■ **Problem to solve**
Return all lines below containing the word "coordinate".

■ **Records**
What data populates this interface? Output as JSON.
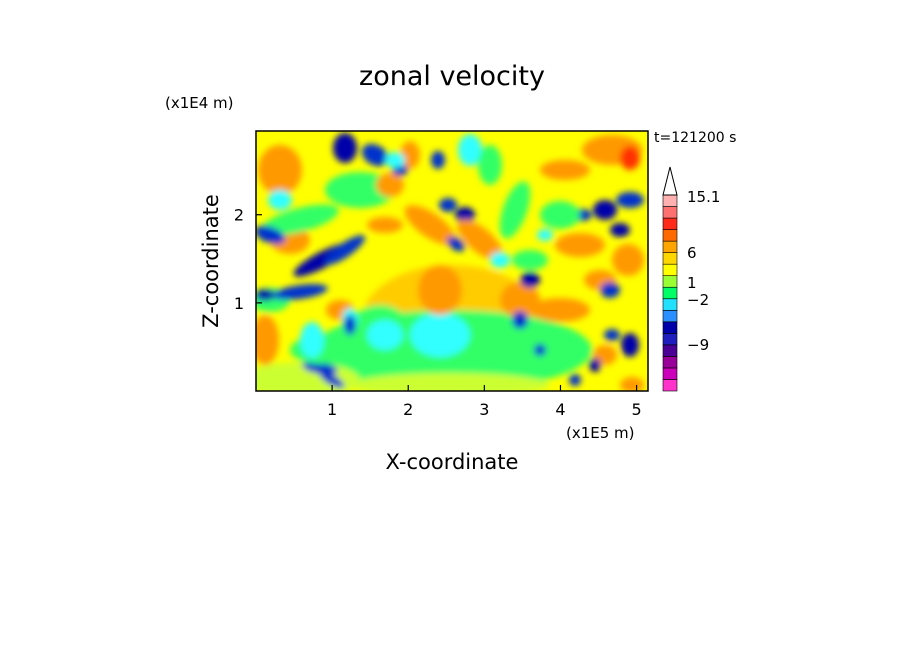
{
  "chart_data": {
    "type": "heatmap",
    "title": "zonal velocity",
    "xlabel": "X-coordinate",
    "ylabel": "Z-coordinate",
    "x_unit": "(x1E5 m)",
    "y_unit": "(x1E4 m)",
    "time_label": "t=121200 s",
    "x_ticks": [
      "1",
      "2",
      "3",
      "4",
      "5"
    ],
    "y_ticks": [
      "1",
      "2"
    ],
    "xlim": [
      0,
      5.15
    ],
    "ylim": [
      0,
      2.95
    ],
    "colorbar": {
      "labels": [
        "15.1",
        "6",
        "1",
        "-2",
        "-9"
      ],
      "levels": [
        {
          "color": "#ff33cc"
        },
        {
          "color": "#cc00bb"
        },
        {
          "color": "#990099"
        },
        {
          "color": "#4b0096"
        },
        {
          "color": "#1f1fbf"
        },
        {
          "color": "#0000aa"
        },
        {
          "color": "#2a8fff"
        },
        {
          "color": "#22e0ff"
        },
        {
          "color": "#00ff66"
        },
        {
          "color": "#99ff33"
        },
        {
          "color": "#ffff00"
        },
        {
          "color": "#ffd700"
        },
        {
          "color": "#ffa500"
        },
        {
          "color": "#ff6a00"
        },
        {
          "color": "#ff2a1a"
        },
        {
          "color": "#ff7070"
        },
        {
          "color": "#ffb0b0"
        }
      ]
    },
    "field": {
      "colors": {
        "yellow": "#ffff00",
        "gold": "#ffcc00",
        "orange": "#ff9900",
        "green": "#33ff66",
        "lime": "#ccff33",
        "cyan": "#33ffff",
        "blue": "#0033cc",
        "navy": "#0000aa",
        "red": "#ff3300"
      }
    }
  }
}
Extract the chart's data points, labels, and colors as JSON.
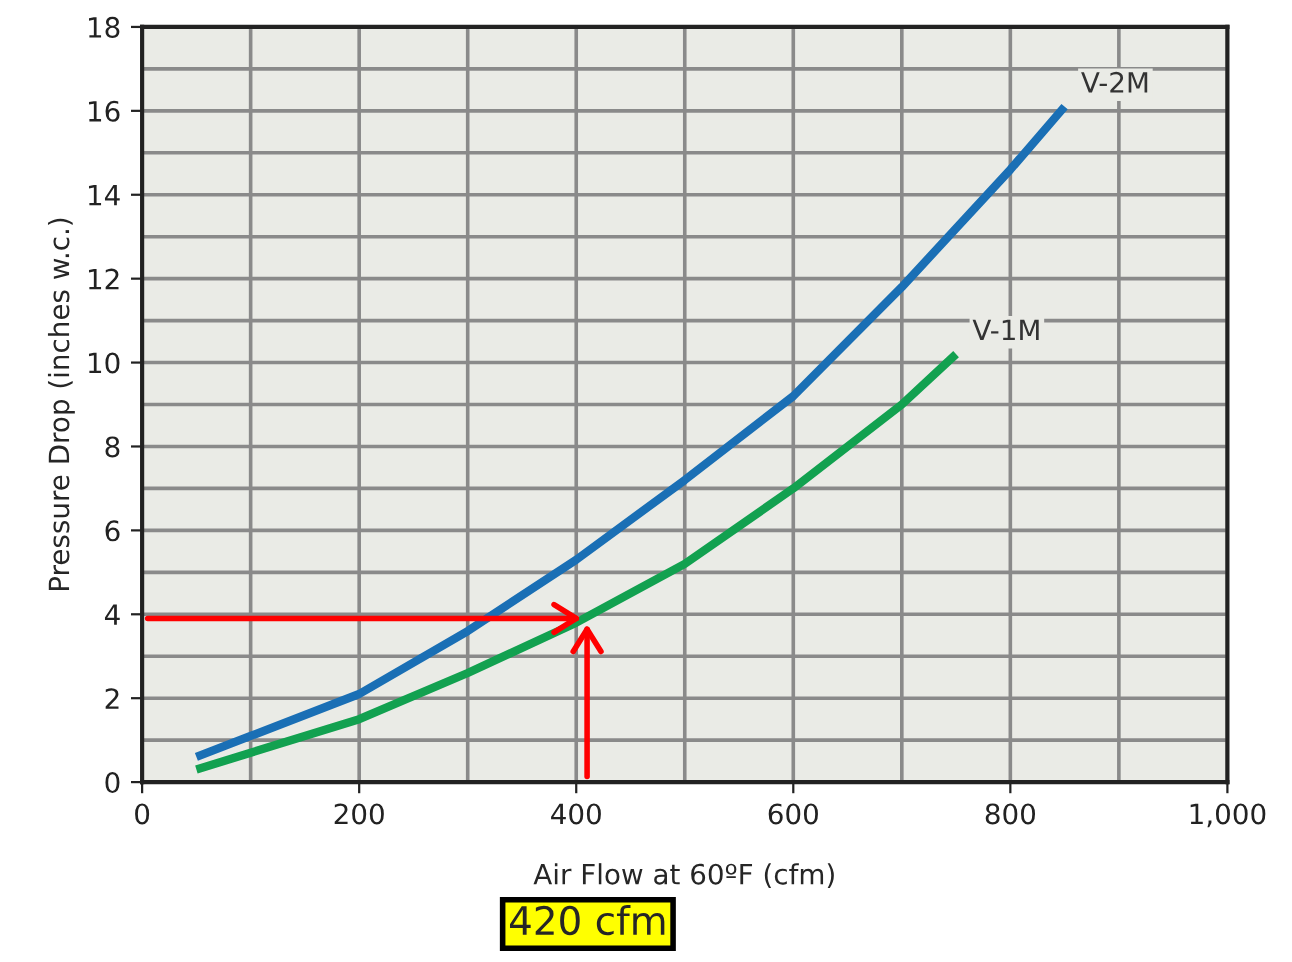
{
  "chart_data": {
    "type": "line",
    "xlabel": "Air Flow at 60ºF (cfm)",
    "ylabel": "Pressure Drop (inches w.c.)",
    "xlim": [
      0,
      1000
    ],
    "xticks": [
      0,
      200,
      400,
      600,
      800,
      {
        "value": 1000,
        "label": "1,000"
      }
    ],
    "ylim": [
      0,
      18
    ],
    "yticks": [
      0,
      2,
      4,
      6,
      8,
      10,
      12,
      14,
      16,
      18
    ],
    "grid": true,
    "legend": false,
    "marker": "none",
    "line_style": "solid",
    "series": [
      {
        "name": "V-2M",
        "color": "#1a6fb5",
        "x": [
          50,
          100,
          200,
          300,
          400,
          500,
          600,
          700,
          800,
          850
        ],
        "values": [
          0.6,
          1.1,
          2.1,
          3.6,
          5.3,
          7.2,
          9.2,
          11.8,
          14.6,
          16.1
        ]
      },
      {
        "name": "V-1M",
        "color": "#12a150",
        "x": [
          50,
          100,
          200,
          300,
          400,
          500,
          600,
          700,
          750
        ],
        "values": [
          0.3,
          0.7,
          1.5,
          2.6,
          3.8,
          5.2,
          7.0,
          9.0,
          10.2
        ]
      }
    ],
    "annotations": [
      "420 cfm"
    ]
  }
}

■ **Solution**
    "xlabel": "X-coordinate",
    "ylabel": "Z-coordinate",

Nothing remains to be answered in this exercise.